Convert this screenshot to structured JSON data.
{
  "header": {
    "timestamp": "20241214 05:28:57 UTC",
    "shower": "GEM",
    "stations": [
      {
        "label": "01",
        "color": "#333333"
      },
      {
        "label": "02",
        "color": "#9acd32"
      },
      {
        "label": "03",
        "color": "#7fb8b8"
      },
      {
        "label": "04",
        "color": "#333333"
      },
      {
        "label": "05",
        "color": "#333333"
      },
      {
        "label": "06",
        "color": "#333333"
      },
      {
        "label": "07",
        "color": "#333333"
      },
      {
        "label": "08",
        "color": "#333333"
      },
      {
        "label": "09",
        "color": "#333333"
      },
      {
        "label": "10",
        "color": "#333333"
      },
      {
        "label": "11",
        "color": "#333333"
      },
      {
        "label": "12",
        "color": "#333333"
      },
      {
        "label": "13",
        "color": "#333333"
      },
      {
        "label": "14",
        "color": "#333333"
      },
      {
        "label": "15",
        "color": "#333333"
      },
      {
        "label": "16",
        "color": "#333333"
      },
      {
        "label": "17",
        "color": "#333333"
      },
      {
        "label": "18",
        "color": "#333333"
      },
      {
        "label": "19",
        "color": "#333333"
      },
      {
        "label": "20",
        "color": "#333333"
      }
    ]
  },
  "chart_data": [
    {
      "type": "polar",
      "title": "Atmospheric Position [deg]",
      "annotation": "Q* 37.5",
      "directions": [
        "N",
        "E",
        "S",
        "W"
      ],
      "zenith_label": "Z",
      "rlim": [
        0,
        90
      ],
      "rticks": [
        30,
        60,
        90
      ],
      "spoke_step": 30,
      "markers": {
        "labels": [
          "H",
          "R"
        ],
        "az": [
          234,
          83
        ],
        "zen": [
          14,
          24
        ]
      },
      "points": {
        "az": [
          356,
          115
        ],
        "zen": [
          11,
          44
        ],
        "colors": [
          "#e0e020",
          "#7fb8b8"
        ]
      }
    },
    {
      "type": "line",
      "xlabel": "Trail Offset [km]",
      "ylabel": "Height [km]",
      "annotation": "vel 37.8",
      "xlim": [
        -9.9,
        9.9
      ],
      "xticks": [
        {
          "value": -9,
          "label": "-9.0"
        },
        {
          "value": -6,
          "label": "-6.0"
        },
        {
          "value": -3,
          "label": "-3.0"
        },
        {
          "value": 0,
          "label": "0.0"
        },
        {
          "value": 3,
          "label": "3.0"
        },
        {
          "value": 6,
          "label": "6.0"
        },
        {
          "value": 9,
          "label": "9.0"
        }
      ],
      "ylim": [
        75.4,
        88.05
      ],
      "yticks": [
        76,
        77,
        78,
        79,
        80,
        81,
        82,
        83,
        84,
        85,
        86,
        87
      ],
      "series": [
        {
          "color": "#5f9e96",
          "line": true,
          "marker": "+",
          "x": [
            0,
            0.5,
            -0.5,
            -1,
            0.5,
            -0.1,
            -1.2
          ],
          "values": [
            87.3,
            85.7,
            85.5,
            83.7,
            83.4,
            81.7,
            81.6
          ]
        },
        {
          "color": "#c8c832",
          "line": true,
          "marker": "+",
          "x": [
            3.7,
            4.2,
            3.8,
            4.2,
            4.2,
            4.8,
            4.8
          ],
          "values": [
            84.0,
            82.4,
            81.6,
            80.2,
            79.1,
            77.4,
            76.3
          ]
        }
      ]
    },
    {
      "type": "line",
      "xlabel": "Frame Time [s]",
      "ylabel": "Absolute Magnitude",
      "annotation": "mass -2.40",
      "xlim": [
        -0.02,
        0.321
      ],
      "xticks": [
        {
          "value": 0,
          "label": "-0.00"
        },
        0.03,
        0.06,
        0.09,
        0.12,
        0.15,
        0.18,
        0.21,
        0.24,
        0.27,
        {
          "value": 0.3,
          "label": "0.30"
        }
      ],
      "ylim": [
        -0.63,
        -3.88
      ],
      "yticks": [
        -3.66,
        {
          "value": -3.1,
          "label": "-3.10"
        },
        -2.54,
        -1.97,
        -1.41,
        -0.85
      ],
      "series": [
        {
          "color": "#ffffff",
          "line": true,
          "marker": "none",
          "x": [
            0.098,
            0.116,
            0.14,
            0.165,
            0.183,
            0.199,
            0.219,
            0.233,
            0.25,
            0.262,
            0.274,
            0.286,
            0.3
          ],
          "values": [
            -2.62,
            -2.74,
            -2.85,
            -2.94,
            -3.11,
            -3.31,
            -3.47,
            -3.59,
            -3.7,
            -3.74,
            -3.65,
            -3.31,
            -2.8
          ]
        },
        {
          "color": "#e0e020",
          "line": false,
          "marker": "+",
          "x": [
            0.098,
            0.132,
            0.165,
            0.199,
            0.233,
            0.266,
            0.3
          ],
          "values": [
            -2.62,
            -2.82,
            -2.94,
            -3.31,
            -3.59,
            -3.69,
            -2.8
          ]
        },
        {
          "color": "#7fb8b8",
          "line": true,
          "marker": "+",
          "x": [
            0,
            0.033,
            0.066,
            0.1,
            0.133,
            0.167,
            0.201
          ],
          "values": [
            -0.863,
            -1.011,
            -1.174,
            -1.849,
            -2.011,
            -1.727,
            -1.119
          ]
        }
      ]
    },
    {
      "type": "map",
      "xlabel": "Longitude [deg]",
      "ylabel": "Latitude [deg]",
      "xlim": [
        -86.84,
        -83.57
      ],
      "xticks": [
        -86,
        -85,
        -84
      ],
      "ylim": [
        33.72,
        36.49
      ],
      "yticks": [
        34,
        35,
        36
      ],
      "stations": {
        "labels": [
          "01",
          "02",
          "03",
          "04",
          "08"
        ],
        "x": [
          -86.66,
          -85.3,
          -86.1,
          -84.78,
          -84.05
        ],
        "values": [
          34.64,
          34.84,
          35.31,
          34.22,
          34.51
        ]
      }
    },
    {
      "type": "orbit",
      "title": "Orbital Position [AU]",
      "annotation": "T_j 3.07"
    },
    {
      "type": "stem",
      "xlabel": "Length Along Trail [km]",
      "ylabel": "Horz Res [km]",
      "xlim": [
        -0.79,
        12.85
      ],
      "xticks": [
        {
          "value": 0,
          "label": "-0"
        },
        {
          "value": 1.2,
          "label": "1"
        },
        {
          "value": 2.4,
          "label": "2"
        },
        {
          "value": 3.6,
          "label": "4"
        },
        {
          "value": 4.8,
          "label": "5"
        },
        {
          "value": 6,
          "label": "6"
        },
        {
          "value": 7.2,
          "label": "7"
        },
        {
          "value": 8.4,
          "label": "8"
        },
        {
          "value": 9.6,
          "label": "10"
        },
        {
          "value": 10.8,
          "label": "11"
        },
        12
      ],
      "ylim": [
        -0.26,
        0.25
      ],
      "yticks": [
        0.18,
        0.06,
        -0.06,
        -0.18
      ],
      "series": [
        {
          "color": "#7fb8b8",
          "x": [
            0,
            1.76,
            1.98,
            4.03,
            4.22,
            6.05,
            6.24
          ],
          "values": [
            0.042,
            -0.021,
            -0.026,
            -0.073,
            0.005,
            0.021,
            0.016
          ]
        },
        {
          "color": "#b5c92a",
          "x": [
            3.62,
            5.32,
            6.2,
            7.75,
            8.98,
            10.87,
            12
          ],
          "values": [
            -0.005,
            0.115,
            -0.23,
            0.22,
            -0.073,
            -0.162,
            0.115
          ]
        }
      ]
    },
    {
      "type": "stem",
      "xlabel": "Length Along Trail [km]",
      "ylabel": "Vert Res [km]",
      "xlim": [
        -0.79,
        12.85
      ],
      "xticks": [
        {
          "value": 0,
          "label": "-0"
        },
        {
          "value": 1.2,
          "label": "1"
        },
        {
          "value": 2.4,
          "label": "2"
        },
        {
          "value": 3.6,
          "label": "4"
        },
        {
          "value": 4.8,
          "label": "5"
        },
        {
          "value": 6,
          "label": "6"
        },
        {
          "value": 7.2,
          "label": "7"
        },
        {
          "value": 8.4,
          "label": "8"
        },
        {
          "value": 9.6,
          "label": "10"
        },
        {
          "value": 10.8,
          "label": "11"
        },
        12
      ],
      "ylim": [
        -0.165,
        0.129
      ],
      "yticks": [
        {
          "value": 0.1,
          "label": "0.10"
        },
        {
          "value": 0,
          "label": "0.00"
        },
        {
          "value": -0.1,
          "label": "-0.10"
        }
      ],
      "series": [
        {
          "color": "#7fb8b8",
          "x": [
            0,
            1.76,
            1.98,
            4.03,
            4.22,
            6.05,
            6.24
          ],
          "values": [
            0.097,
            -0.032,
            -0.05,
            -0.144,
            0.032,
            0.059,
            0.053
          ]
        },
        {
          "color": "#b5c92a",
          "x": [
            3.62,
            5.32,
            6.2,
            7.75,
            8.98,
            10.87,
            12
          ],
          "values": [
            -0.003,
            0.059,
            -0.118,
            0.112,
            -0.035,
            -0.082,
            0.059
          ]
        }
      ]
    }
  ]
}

Your instructions: Go through the records and pull out each line that includes the word "Position".

The reply:
      "title": "Atmospheric Position [deg]",
      "title": "Orbital Position [AU]",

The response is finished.